▸ Goal of the exercise: Determine the number of lines where "contacts" occurs and reply with that number by itself.

▸ Dataset rows:
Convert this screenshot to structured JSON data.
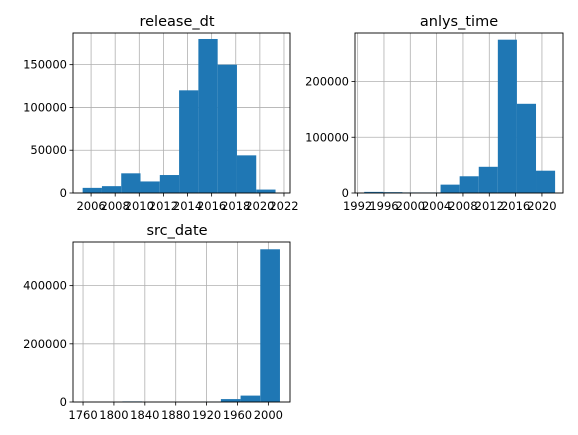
{
  "colors": {
    "bar": "#1f77b4",
    "grid": "#b0b0b0",
    "axis": "#000000"
  },
  "chart_data": [
    {
      "type": "bar",
      "title": "release_dt",
      "xlabel": "",
      "ylabel": "",
      "grid": true,
      "xlim": [
        2004.5,
        2022.5
      ],
      "ylim": [
        0,
        187000
      ],
      "xticks": [
        2006,
        2008,
        2010,
        2012,
        2014,
        2016,
        2018,
        2020,
        2022
      ],
      "xtick_labels": [
        "2006",
        "2008",
        "2010",
        "2012",
        "2014",
        "2016",
        "2018",
        "2020",
        "2022"
      ],
      "yticks": [
        0,
        50000,
        100000,
        150000
      ],
      "ytick_labels": [
        "0",
        "50000",
        "100000",
        "150000"
      ],
      "bin_edges": [
        2005.3,
        2006.9,
        2008.5,
        2010.1,
        2011.7,
        2013.3,
        2014.9,
        2016.5,
        2018.1,
        2019.7,
        2021.3
      ],
      "values": [
        6000,
        8000,
        23000,
        13500,
        21000,
        120000,
        180000,
        150000,
        44000,
        4000
      ]
    },
    {
      "type": "bar",
      "title": "anlys_time",
      "xlabel": "",
      "ylabel": "",
      "grid": true,
      "xlim": [
        1991.6,
        2023.2
      ],
      "ylim": [
        0,
        287000
      ],
      "xticks": [
        1992,
        1996,
        2000,
        2004,
        2008,
        2012,
        2016,
        2020
      ],
      "xtick_labels": [
        "1992",
        "1996",
        "2000",
        "2004",
        "2008",
        "2012",
        "2016",
        "2020"
      ],
      "yticks": [
        0,
        100000,
        200000
      ],
      "ytick_labels": [
        "0",
        "100000",
        "200000"
      ],
      "bin_edges": [
        1993.0,
        1995.9,
        1998.8,
        2001.7,
        2004.6,
        2007.5,
        2010.4,
        2013.3,
        2016.2,
        2019.1,
        2022.0
      ],
      "values": [
        2000,
        1500,
        1000,
        1000,
        15000,
        30000,
        47000,
        275000,
        160000,
        40000
      ]
    },
    {
      "type": "bar",
      "title": "src_date",
      "xlabel": "",
      "ylabel": "",
      "grid": true,
      "xlim": [
        1747,
        2028
      ],
      "ylim": [
        0,
        550000
      ],
      "xticks": [
        1760,
        1800,
        1840,
        1880,
        1920,
        1960,
        2000
      ],
      "xtick_labels": [
        "1760",
        "1800",
        "1840",
        "1880",
        "1920",
        "1960",
        "2000"
      ],
      "yticks": [
        0,
        200000,
        400000
      ],
      "ytick_labels": [
        "0",
        "200000",
        "400000"
      ],
      "bin_edges": [
        1760,
        1785.5,
        1811,
        1836.5,
        1862,
        1887.5,
        1913,
        1938.5,
        1964,
        1989.5,
        2015
      ],
      "values": [
        0,
        0,
        2000,
        0,
        0,
        0,
        1000,
        10000,
        22000,
        525000
      ]
    }
  ]
}
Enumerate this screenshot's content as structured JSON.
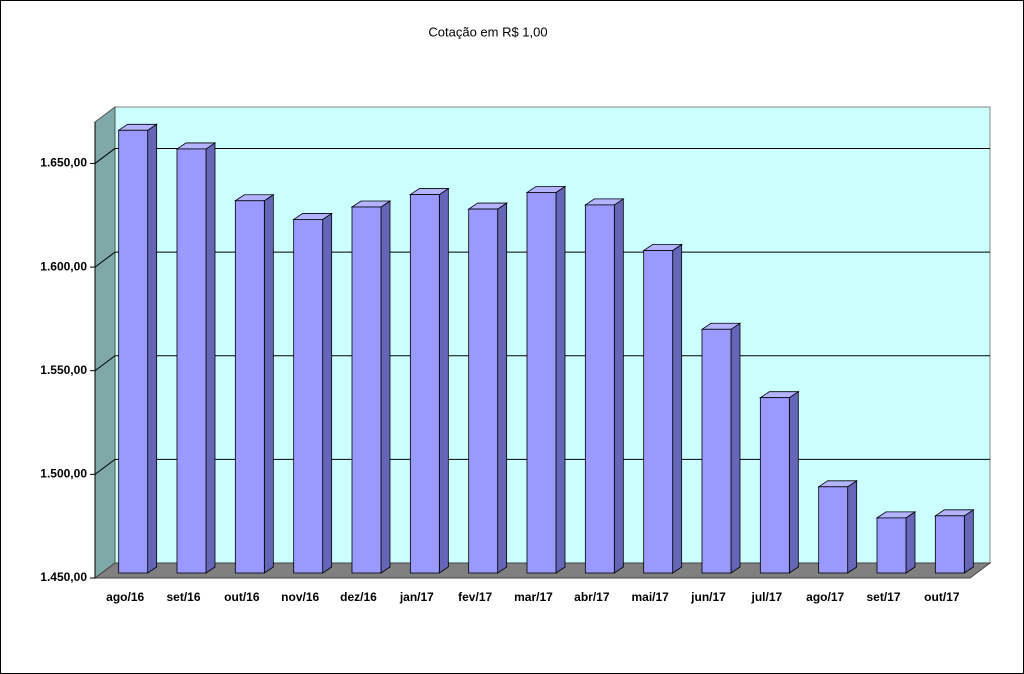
{
  "chart_data": {
    "type": "bar3d",
    "title": "Cotação em R$ 1,00",
    "categories": [
      "ago/16",
      "set/16",
      "out/16",
      "nov/16",
      "dez/16",
      "jan/17",
      "fev/17",
      "mar/17",
      "abr/17",
      "mai/17",
      "jun/17",
      "jul/17",
      "ago/17",
      "set/17",
      "out/17"
    ],
    "values": [
      1666,
      1657,
      1632,
      1623,
      1629,
      1635,
      1628,
      1636,
      1630,
      1608,
      1570,
      1537,
      1494,
      1479,
      1480
    ],
    "color": "#9999ff",
    "ylim": [
      1450,
      1670
    ],
    "yticks": [
      {
        "value": 1450,
        "label": "1.450,00"
      },
      {
        "value": 1500,
        "label": "1.500,00"
      },
      {
        "value": 1550,
        "label": "1.550,00"
      },
      {
        "value": 1600,
        "label": "1.600,00"
      },
      {
        "value": 1650,
        "label": "1.650,00"
      }
    ],
    "grid": true
  }
}
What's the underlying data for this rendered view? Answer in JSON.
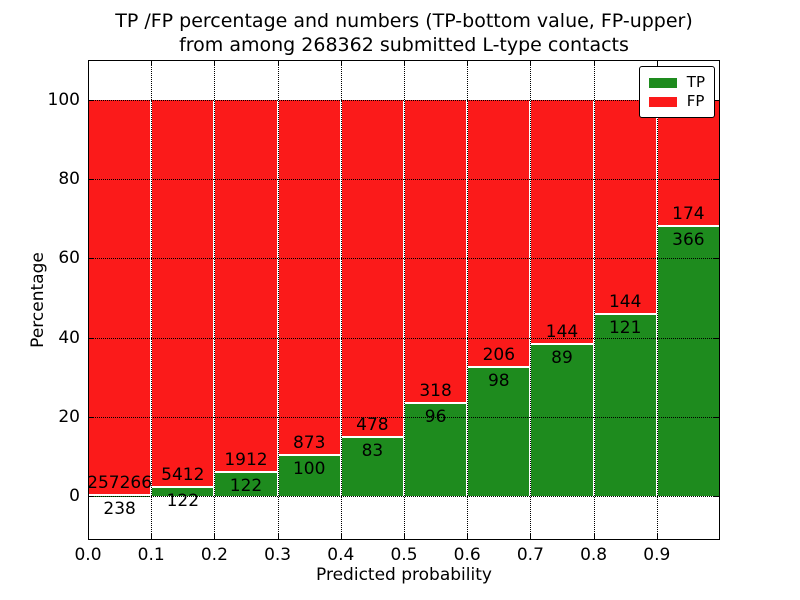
{
  "chart_data": {
    "type": "bar",
    "stacked": true,
    "title": "TP /FP percentage and numbers (TP-bottom value, FP-upper)\nfrom among 268362 submitted L-type contacts",
    "title_lines": [
      "TP /FP percentage and numbers (TP-bottom value, FP-upper)",
      "from among 268362 submitted L-type contacts"
    ],
    "xlabel": "Predicted probability",
    "ylabel": "Percentage",
    "xlim": [
      0.0,
      1.0
    ],
    "ylim": [
      -11,
      110
    ],
    "grid": true,
    "grid_style": "dotted",
    "background": "#ffffff",
    "xticks": [
      {
        "v": 0.0,
        "label": "0.0"
      },
      {
        "v": 0.1,
        "label": "0.1"
      },
      {
        "v": 0.2,
        "label": "0.2"
      },
      {
        "v": 0.3,
        "label": "0.3"
      },
      {
        "v": 0.4,
        "label": "0.4"
      },
      {
        "v": 0.5,
        "label": "0.5"
      },
      {
        "v": 0.6,
        "label": "0.6"
      },
      {
        "v": 0.7,
        "label": "0.7"
      },
      {
        "v": 0.8,
        "label": "0.8"
      },
      {
        "v": 0.9,
        "label": "0.9"
      }
    ],
    "yticks": [
      {
        "v": 0,
        "label": "0"
      },
      {
        "v": 20,
        "label": "20"
      },
      {
        "v": 40,
        "label": "40"
      },
      {
        "v": 60,
        "label": "60"
      },
      {
        "v": 80,
        "label": "80"
      },
      {
        "v": 100,
        "label": "100"
      }
    ],
    "series": [
      {
        "name": "TP",
        "color": "#1e8b1e",
        "counts": [
          238,
          122,
          122,
          100,
          83,
          96,
          98,
          89,
          121,
          366
        ]
      },
      {
        "name": "FP",
        "color": "#fb1a1a",
        "counts": [
          257266,
          5412,
          1912,
          873,
          478,
          318,
          206,
          144,
          144,
          174
        ]
      }
    ],
    "bins": [
      {
        "x0": 0.0,
        "x1": 0.1,
        "tp": 238,
        "fp": 257266,
        "tp_pct": 0.09
      },
      {
        "x0": 0.1,
        "x1": 0.2,
        "tp": 122,
        "fp": 5412,
        "tp_pct": 2.2
      },
      {
        "x0": 0.2,
        "x1": 0.3,
        "tp": 122,
        "fp": 1912,
        "tp_pct": 6.0
      },
      {
        "x0": 0.3,
        "x1": 0.4,
        "tp": 100,
        "fp": 873,
        "tp_pct": 10.28
      },
      {
        "x0": 0.4,
        "x1": 0.5,
        "tp": 83,
        "fp": 478,
        "tp_pct": 14.8
      },
      {
        "x0": 0.5,
        "x1": 0.6,
        "tp": 96,
        "fp": 318,
        "tp_pct": 23.19
      },
      {
        "x0": 0.6,
        "x1": 0.7,
        "tp": 98,
        "fp": 206,
        "tp_pct": 32.24
      },
      {
        "x0": 0.7,
        "x1": 0.8,
        "tp": 89,
        "fp": 144,
        "tp_pct": 38.2
      },
      {
        "x0": 0.8,
        "x1": 0.9,
        "tp": 121,
        "fp": 144,
        "tp_pct": 45.66
      },
      {
        "x0": 0.9,
        "x1": 1.0,
        "tp": 366,
        "fp": 174,
        "tp_pct": 67.78
      }
    ],
    "legend": {
      "position": "upper-right",
      "entries": [
        {
          "label": "TP",
          "color": "#1e8b1e"
        },
        {
          "label": "FP",
          "color": "#fb1a1a"
        }
      ]
    }
  }
}
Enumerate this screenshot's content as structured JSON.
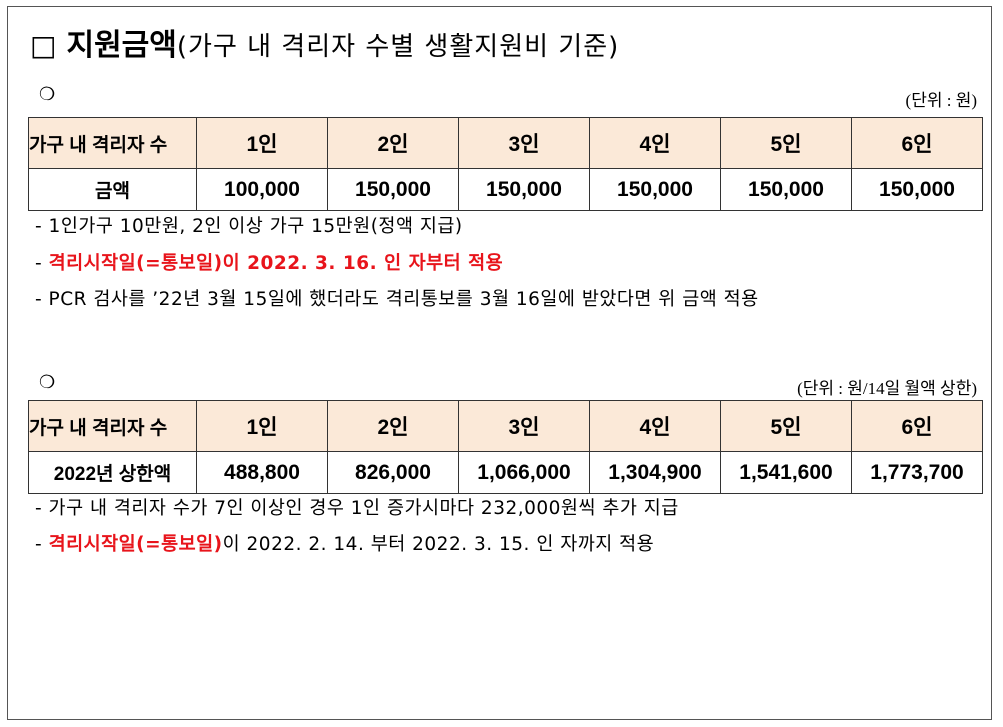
{
  "title": {
    "box": "□",
    "main": "지원금액",
    "sub": "(가구 내 격리자 수별 생활지원비 기준)"
  },
  "section1": {
    "bullet": "❍",
    "unit": "(단위 : 원)",
    "headers": [
      "가구 내 격리자 수",
      "1인",
      "2인",
      "3인",
      "4인",
      "5인",
      "6인"
    ],
    "row": [
      "금액",
      "100,000",
      "150,000",
      "150,000",
      "150,000",
      "150,000",
      "150,000"
    ],
    "notes": {
      "n1": "- 1인가구 10만원, 2인 이상 가구 15만원(정액 지급)",
      "n2_dash": "- ",
      "n2_red": "격리시작일(=통보일)이 2022. 3. 16. 인 자부터 적용",
      "n3": "- PCR 검사를 ’22년 3월 15일에 했더라도 격리통보를 3월 16일에 받았다면 위 금액 적용"
    }
  },
  "section2": {
    "bullet": "❍",
    "unit": "(단위 : 원/14일 월액 상한)",
    "headers": [
      "가구 내 격리자 수",
      "1인",
      "2인",
      "3인",
      "4인",
      "5인",
      "6인"
    ],
    "row": [
      "2022년 상한액",
      "488,800",
      "826,000",
      "1,066,000",
      "1,304,900",
      "1,541,600",
      "1,773,700"
    ],
    "notes": {
      "n1": "- 가구 내 격리자 수가 7인 이상인 경우 1인 증가시마다 232,000원씩 추가 지급",
      "n2_dash": "- ",
      "n2_red": "격리시작일(=통보일)",
      "n2_rest": "이 2022. 2. 14. 부터 2022. 3. 15. 인 자까지 적용"
    }
  }
}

▸ Worked answer: 2